Source material:

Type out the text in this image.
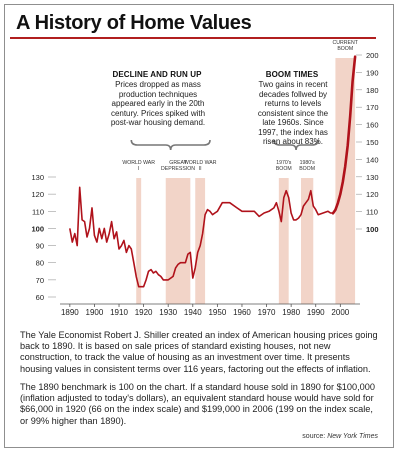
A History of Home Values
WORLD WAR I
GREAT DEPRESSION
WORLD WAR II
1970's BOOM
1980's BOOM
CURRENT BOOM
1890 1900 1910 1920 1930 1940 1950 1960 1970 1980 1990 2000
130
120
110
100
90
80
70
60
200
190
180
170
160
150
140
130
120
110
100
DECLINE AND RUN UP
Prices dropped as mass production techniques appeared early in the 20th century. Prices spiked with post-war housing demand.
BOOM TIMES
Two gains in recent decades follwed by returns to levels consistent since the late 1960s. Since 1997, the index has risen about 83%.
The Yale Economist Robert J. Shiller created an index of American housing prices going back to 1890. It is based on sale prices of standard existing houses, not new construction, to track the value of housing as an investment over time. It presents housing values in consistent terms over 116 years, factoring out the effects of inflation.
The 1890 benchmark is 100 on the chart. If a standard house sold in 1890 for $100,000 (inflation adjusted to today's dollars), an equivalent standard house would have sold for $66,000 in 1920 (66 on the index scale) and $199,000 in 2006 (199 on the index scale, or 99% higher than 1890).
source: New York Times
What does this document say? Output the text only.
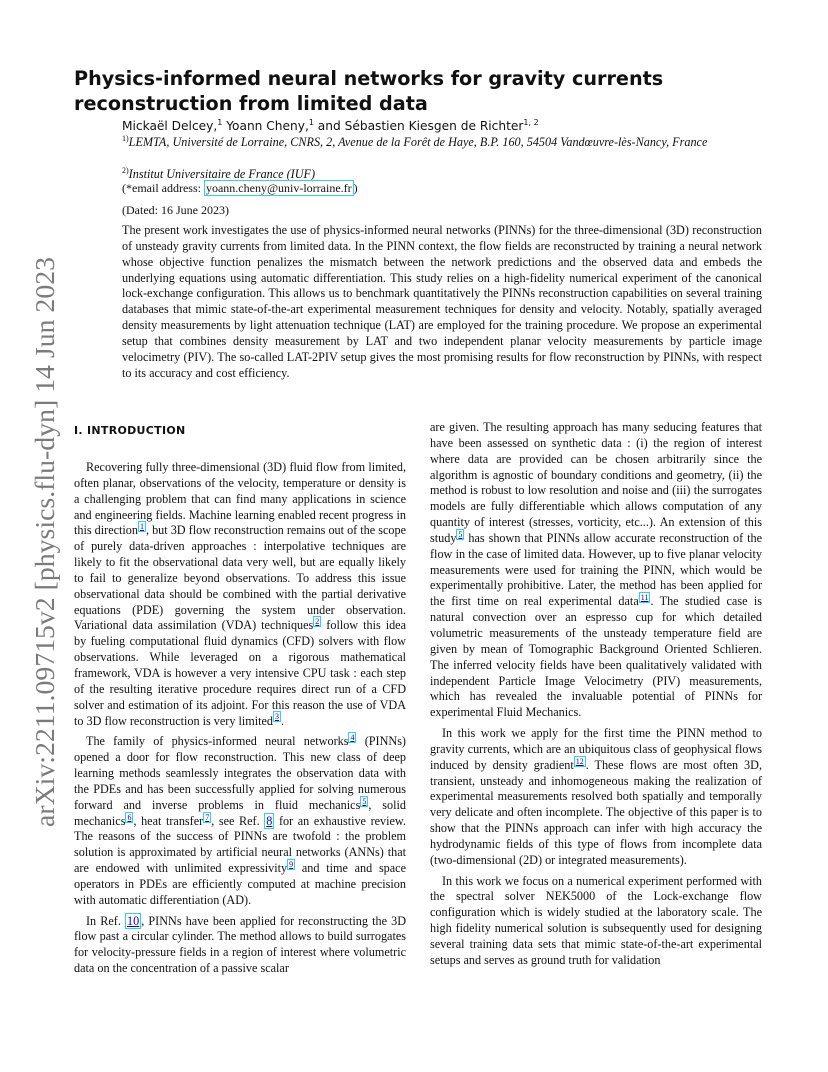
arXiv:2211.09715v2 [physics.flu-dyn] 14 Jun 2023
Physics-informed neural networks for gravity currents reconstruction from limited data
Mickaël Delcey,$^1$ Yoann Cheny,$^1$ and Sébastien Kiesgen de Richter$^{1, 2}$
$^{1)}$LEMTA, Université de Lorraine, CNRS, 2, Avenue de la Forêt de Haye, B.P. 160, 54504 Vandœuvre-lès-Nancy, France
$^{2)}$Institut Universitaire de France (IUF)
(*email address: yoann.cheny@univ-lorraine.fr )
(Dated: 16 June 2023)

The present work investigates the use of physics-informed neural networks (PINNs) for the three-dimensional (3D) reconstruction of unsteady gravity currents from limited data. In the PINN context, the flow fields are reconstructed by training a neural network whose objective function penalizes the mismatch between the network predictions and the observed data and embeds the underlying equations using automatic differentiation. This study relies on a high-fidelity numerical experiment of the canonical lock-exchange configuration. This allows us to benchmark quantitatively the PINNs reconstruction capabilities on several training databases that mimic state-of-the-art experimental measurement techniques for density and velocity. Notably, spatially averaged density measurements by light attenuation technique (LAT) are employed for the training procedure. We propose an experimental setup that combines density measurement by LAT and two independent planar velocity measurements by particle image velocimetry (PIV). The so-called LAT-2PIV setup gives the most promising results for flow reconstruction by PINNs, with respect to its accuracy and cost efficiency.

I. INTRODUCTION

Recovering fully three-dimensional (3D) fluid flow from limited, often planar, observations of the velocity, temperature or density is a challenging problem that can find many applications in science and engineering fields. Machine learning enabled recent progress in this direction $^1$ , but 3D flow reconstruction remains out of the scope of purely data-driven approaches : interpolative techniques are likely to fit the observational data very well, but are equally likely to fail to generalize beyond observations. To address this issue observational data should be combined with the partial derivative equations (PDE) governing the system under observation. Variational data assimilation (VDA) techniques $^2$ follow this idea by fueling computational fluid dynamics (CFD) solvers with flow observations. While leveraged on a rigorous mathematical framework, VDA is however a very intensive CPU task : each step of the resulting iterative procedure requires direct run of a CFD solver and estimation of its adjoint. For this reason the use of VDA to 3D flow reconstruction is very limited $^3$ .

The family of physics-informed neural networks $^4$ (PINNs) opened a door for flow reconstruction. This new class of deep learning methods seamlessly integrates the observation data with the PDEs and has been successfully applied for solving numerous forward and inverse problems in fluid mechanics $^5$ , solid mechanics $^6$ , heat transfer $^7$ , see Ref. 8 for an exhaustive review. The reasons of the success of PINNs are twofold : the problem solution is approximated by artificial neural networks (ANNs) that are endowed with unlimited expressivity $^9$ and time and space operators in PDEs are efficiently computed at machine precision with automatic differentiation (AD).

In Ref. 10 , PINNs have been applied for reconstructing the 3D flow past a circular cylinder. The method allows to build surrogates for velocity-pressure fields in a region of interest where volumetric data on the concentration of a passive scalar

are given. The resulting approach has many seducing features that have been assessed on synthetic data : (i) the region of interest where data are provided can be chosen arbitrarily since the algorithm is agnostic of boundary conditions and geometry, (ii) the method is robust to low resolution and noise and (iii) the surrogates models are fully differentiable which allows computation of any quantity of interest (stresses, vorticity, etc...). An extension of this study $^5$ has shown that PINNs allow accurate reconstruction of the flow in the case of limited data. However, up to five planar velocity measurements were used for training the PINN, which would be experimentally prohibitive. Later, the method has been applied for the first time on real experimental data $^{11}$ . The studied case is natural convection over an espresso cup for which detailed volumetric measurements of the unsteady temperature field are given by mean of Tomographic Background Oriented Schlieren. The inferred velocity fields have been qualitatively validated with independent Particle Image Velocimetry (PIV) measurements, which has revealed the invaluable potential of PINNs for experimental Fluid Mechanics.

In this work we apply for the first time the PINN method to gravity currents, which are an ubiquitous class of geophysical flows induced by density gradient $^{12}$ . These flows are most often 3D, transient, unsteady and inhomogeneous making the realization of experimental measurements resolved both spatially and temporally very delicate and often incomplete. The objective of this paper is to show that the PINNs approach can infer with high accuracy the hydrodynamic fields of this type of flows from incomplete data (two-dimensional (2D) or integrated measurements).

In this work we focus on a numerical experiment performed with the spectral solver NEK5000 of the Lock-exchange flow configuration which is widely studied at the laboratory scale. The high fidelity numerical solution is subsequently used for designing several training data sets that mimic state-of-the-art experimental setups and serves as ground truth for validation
* * *
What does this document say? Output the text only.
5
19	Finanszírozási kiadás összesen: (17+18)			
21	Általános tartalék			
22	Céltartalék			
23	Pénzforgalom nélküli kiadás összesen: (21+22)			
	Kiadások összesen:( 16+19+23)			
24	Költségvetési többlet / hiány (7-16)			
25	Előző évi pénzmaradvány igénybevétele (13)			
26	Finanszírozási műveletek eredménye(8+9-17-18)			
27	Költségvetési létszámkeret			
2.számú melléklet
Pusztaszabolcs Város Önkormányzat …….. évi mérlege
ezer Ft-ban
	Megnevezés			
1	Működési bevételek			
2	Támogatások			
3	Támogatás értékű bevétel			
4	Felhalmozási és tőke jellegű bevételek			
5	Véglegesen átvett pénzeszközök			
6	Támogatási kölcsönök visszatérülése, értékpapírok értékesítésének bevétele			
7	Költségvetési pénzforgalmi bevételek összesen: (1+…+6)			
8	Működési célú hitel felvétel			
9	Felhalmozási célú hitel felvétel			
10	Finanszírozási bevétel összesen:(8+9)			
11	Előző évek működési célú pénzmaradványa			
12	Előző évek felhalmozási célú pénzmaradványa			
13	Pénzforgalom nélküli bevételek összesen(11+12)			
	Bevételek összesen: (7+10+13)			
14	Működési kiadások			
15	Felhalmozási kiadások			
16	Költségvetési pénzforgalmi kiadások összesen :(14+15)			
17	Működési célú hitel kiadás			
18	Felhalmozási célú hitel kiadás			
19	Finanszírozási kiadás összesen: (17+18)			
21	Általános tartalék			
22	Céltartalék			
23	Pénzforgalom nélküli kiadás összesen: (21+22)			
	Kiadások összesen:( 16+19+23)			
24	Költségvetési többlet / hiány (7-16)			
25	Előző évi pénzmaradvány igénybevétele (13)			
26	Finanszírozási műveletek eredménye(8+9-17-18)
--
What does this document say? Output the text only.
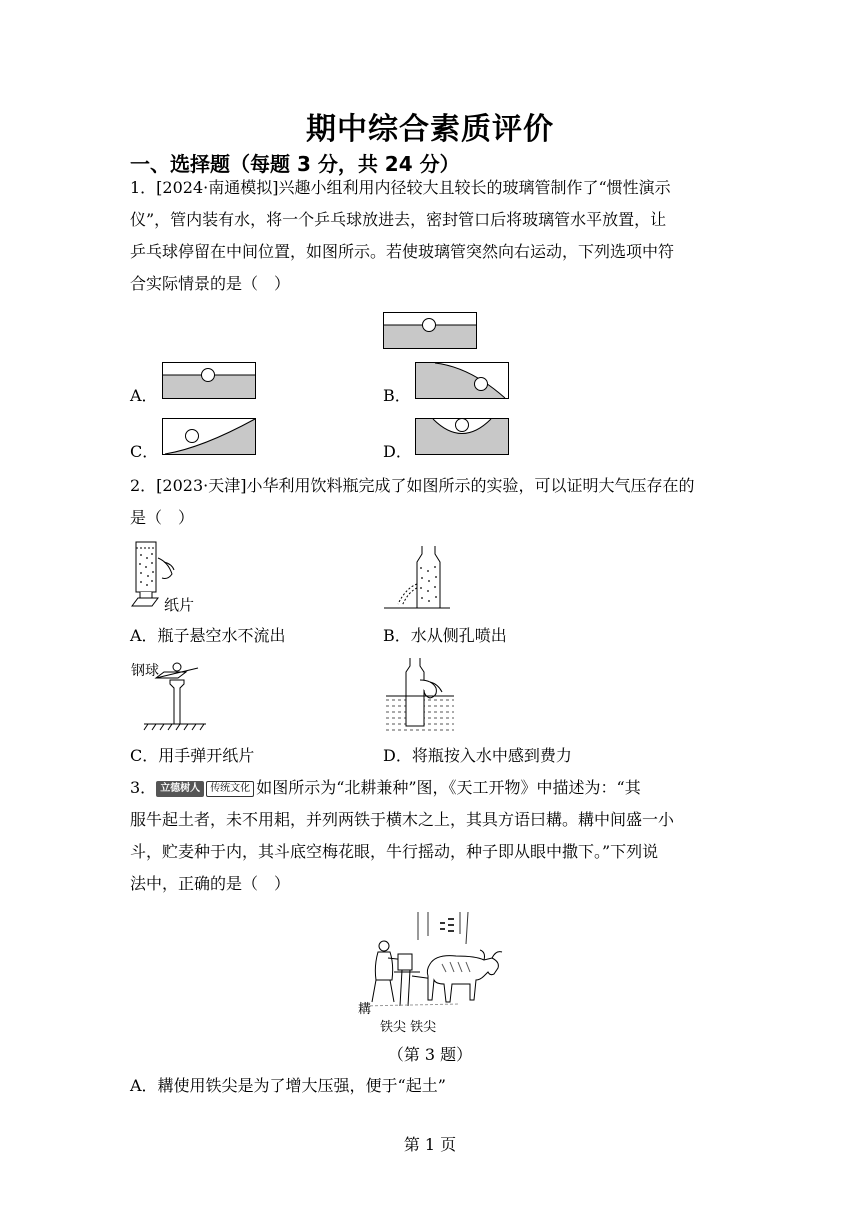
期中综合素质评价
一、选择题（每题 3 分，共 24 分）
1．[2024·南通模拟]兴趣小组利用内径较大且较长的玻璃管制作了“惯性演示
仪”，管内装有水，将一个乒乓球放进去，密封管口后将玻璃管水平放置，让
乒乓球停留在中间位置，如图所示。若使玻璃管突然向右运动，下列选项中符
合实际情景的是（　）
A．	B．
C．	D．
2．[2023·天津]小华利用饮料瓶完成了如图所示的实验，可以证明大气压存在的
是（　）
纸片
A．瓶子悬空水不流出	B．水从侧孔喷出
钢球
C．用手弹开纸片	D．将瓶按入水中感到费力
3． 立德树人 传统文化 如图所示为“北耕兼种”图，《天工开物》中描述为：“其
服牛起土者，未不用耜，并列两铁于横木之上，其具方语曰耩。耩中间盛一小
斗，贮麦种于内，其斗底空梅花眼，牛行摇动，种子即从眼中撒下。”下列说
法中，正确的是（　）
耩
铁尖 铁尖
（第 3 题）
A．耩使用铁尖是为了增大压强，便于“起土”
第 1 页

Stated problem: Say how many lines of the data include the word "eredménye". Respond with the number alone.

Answer in full: 2